What to do: What follows is a set of records; repeat all of them exactly.
══════════════════════════════
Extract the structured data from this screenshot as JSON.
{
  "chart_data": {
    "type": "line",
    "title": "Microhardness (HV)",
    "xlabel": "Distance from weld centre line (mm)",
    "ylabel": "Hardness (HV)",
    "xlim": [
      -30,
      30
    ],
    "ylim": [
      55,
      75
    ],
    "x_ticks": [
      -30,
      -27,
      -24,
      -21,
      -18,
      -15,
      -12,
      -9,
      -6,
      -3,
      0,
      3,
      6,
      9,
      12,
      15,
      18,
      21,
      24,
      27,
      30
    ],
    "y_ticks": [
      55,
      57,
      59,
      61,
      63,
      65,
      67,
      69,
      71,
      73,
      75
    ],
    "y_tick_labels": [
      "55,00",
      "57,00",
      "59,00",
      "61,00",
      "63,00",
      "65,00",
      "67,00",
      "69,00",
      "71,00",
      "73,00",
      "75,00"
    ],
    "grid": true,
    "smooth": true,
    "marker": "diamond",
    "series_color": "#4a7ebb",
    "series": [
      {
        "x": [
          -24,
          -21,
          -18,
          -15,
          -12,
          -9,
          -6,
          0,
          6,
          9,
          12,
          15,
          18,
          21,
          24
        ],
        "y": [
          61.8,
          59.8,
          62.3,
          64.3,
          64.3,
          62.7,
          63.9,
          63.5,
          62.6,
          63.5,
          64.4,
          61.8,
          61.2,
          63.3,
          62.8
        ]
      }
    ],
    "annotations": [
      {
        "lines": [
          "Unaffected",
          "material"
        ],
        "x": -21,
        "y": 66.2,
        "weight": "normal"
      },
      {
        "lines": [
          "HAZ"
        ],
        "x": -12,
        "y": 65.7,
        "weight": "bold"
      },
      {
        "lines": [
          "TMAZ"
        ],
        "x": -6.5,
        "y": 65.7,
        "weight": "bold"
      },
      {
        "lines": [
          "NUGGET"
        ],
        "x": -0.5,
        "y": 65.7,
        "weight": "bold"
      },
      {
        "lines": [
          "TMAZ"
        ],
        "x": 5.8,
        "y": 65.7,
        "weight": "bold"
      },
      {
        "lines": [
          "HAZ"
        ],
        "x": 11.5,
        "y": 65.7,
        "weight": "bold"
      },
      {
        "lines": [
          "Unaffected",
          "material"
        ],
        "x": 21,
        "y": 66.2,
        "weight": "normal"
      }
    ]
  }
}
══════════════════════════════
Exercise output:
Extract the structured data from this screenshot as JSON.
{
  "chart_data": {
    "type": "line",
    "title": "Microhardness (HV)",
    "xlabel": "Distance from weld centre line (mm)",
    "ylabel": "Hardness (HV)",
    "xlim": [
      -30,
      30
    ],
    "ylim": [
      55,
      75
    ],
    "x_ticks": [
      -30,
      -27,
      -24,
      -21,
      -18,
      -15,
      -12,
      -9,
      -6,
      -3,
      0,
      3,
      6,
      9,
      12,
      15,
      18,
      21,
      24,
      27,
      30
    ],
    "y_ticks": [
      55,
      57,
      59,
      61,
      63,
      65,
      67,
      69,
      71,
      73,
      75
    ],
    "y_tick_labels": [
      "55,00",
      "57,00",
      "59,00",
      "61,00",
      "63,00",
      "65,00",
      "67,00",
      "69,00",
      "71,00",
      "73,00",
      "75,00"
    ],
    "grid": true,
    "smooth": true,
    "marker": "diamond",
    "series_color": "#4a7ebb",
    "series": [
      {
        "x": [
          -24,
          -21,
          -18,
          -15,
          -12,
          -9,
          -6,
          0,
          6,
          9,
          12,
          15,
          18,
          21,
          24
        ],
        "y": [
          61.8,
          59.8,
          62.3,
          64.3,
          64.3,
          62.7,
          63.9,
          63.5,
          62.6,
          63.5,
          64.4,
          61.8,
          61.2,
          63.3,
          62.8
        ]
      }
    ],
    "annotations": [
      {
        "lines": [
          "Unaffected",
          "material"
        ],
        "x": -21,
        "y": 66.2,
        "weight": "normal"
      },
      {
        "lines": [
          "HAZ"
        ],
        "x": -12,
        "y": 65.7,
        "weight": "bold"
      },
      {
        "lines": [
          "TMAZ"
        ],
        "x": -6.5,
        "y": 65.7,
        "weight": "bold"
      },
      {
        "lines": [
          "NUGGET"
        ],
        "x": -0.5,
        "y": 65.7,
        "weight": "bold"
      },
      {
        "lines": [
          "TMAZ"
        ],
        "x": 5.8,
        "y": 65.7,
        "weight": "bold"
      },
      {
        "lines": [
          "HAZ"
        ],
        "x": 11.5,
        "y": 65.7,
        "weight": "bold"
      },
      {
        "lines": [
          "Unaffected",
          "material"
        ],
        "x": 21,
        "y": 66.2,
        "weight": "normal"
      }
    ]
  }
}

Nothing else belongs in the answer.